• _The task_: How would the forum post below about building an engine on a mill go on after its last sentence?

# Engine on a mill



## Sshire (Sep 25, 2011)

"When all you have is a hammer, everything looks like a nail" 
Abraham Maslow, "The Psychology of Science", 1966

An air engine made on a mill

A few weeks ago, I posted about the possibility making an engine with only a mill.
My lathe is still a month from delivery and wanted to make an engine. The replies ranged from "learn your mill" to "the round parts can be made on a mill" and "make the engine's square parts until the lathe comes in."
Since my total machining experience is 3 weeks with a Sherline mill, (that's when I realized that, for me, the Sherline, as beautifully made as it is, was too small for some things that I wanted to do).
I now have a PM20 mill with Accurite DRO and a PM1127VF on order (both Precision Matthews branded Weiss machines)
So I made square stuff. I have V-blocks in sizes for which there is no possible use, a vise stop (I guess in case it starts), sets of small jackscrews, machinist's clamps, and brackets for the patio canopy to bolt it to the concrete so it doesn't end up on my neighbor's car like it did last year.
Wait a minute. "the mill can be used as a lathe?" Tin Falcon
I've got a box of lathe stuff from Enco (no lathe but lots of stuff). 
So here it is, 5 days, a very nice collection of bent and/or misthreaded 0.125 piston rods, 4 pistons that almost fit and an oval-shaped cylinder from overzealous vise pressure (maybe I could make an oval piston to fit.)
Will it run? Is the suspense building? 

Thanks to Milotrain, Metalmad, Crab, AHEG1220, Seagar and Tin Falcon for not telling me to wait for the lathe.

• _Stored rows_:

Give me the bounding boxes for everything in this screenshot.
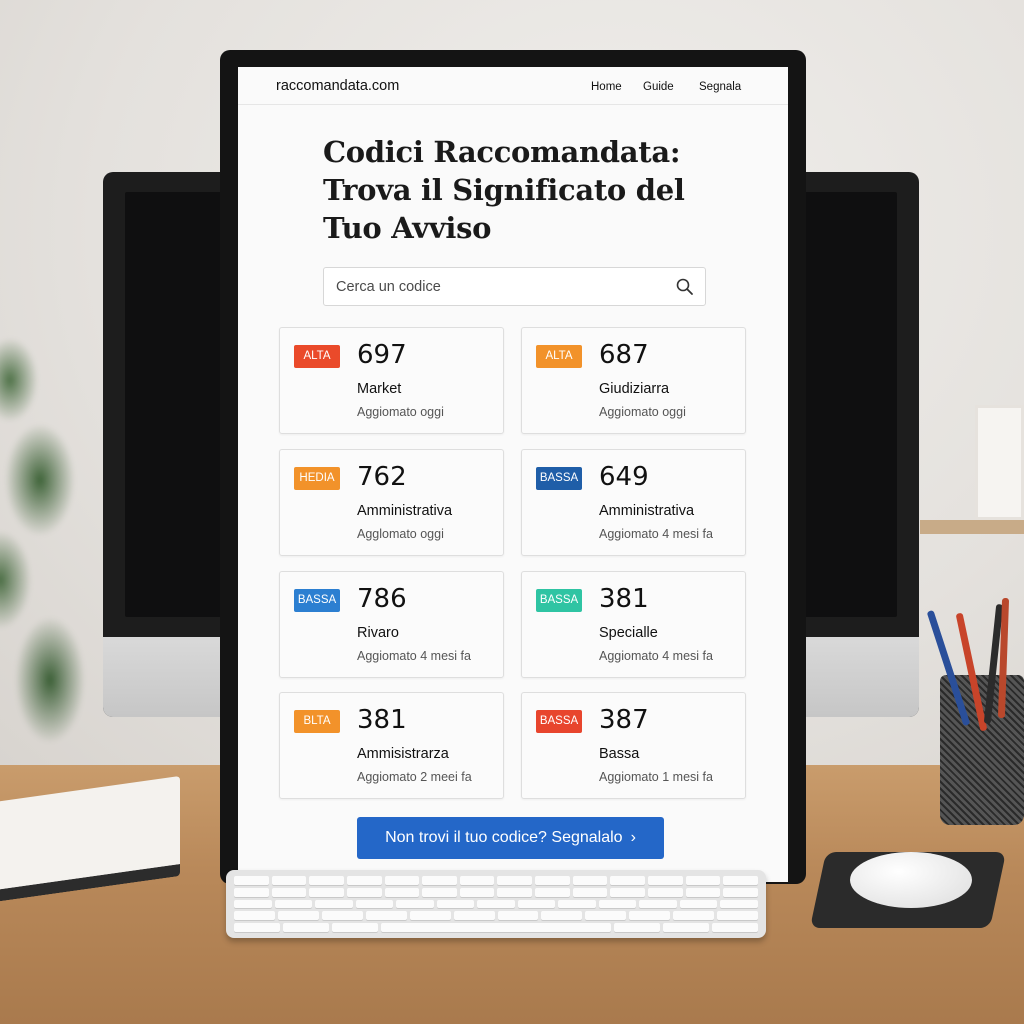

...

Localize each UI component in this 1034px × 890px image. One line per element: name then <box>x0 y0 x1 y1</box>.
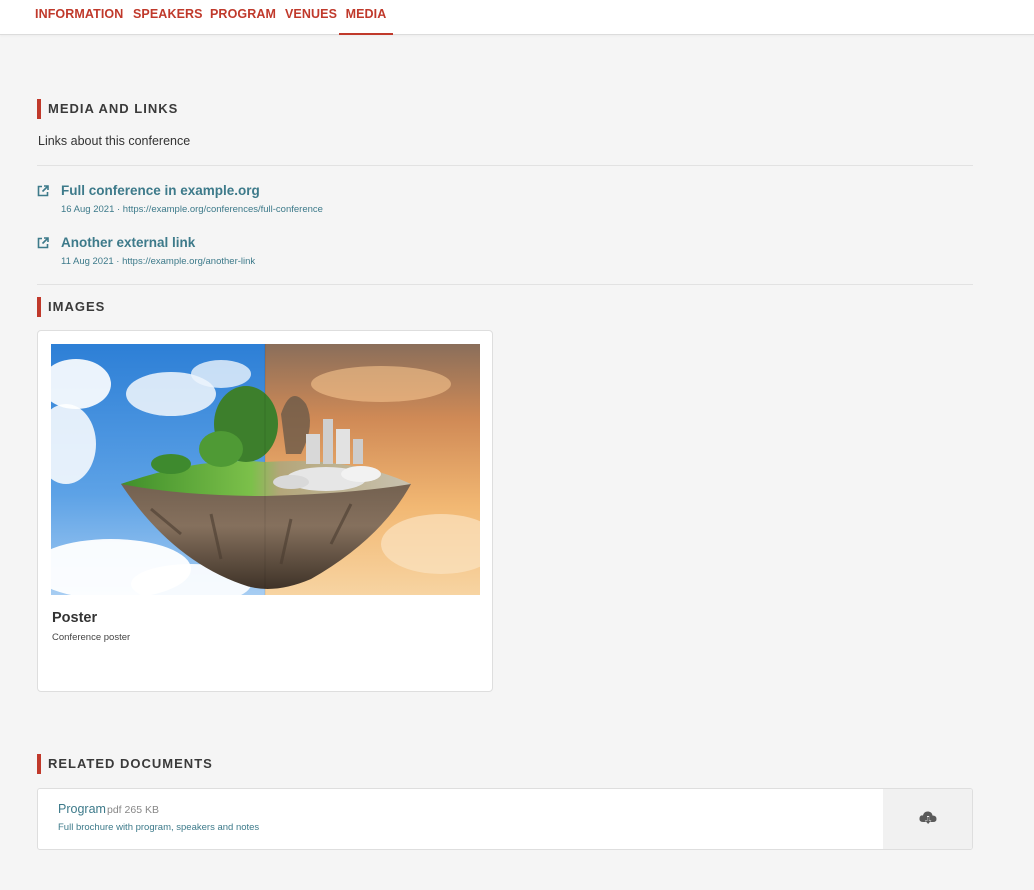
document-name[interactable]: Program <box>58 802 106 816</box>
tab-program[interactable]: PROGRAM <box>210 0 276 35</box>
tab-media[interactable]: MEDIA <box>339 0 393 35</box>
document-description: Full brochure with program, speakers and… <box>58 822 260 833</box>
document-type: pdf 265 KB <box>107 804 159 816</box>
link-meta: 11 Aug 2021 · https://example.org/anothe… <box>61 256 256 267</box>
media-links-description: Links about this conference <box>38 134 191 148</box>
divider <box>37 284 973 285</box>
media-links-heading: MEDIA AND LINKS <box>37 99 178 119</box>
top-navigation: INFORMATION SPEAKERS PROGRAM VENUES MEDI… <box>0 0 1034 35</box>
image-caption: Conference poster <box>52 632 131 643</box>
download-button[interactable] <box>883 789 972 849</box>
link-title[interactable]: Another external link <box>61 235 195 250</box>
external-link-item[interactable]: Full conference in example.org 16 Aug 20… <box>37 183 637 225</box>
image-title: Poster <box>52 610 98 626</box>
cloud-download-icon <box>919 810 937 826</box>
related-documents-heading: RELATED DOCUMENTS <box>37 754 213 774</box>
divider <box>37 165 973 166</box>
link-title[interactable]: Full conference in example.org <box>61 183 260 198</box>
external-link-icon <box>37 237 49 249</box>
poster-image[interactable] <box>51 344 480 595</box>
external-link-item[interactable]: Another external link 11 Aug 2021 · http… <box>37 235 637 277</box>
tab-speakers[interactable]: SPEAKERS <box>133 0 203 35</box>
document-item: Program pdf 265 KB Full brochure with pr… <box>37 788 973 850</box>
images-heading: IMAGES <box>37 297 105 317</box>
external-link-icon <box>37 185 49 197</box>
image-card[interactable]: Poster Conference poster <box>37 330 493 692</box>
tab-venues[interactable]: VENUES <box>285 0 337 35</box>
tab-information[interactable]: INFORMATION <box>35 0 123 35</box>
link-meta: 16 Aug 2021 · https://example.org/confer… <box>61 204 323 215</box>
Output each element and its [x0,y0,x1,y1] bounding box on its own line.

• _Answer_:
Here's my build of "Slim Sam" from Stan Bray's Book, "Making Simple Model Steam Engines."

I figured that if I tried the "turning" parts first and had a complete meltdown, I'd shelve the whole idea. Here's the cylinder after the first cut with Arthur Warner HSS inserts.







It worked!! 
The cylinder at final diameter. Since I have no actual frame of reference, I thought the finish was pretty good but what do I know?






Reaming the cylinder. I kept the bore gauge and micrometer close by.






I cut a piece of brass for the piston and end cap. Then spot drilled and made a hole for the piston rod.






Since most of you have actually seen a hole drilled, I included this picture to show off my vise stop. Although you can't see it, I cleverly restrained from drilling all the way through to avoid having a hole in the cylinder cap. I assumed that this would prevent the engine from running.






Since the piston and cylinder end cap are the same diameter, I turned the brass rod down to size. Cut, check with micrometer, cut, check with micrometer, rinse and repeat.







Parting the piston (again HSS.) After reading every post related to parting and the related horror stories, here it is. Verrry light cuts and squirting lots of coolant. 






and the end cap.












Did I mention that I drilled the piston just a wee bit bigger than I needed for a press fit of the rod? I did remember reading a post (I have read almost all of the back posts except the old "For Sale" notices) about knurling to expand a rod for a press fit. Back to the box of stuff for the still-not-here lathe to find the knurling tool that I was sure I had bought. Back to HMEM to read knurling posts. Chucked the piston rod in a collate then figure out how to clamp and adjust the knurling tool.






Next part is the crank. Sliced off a piece of 12L14 (don't you love it when you start boring your friends with exotic metal nomenclature?)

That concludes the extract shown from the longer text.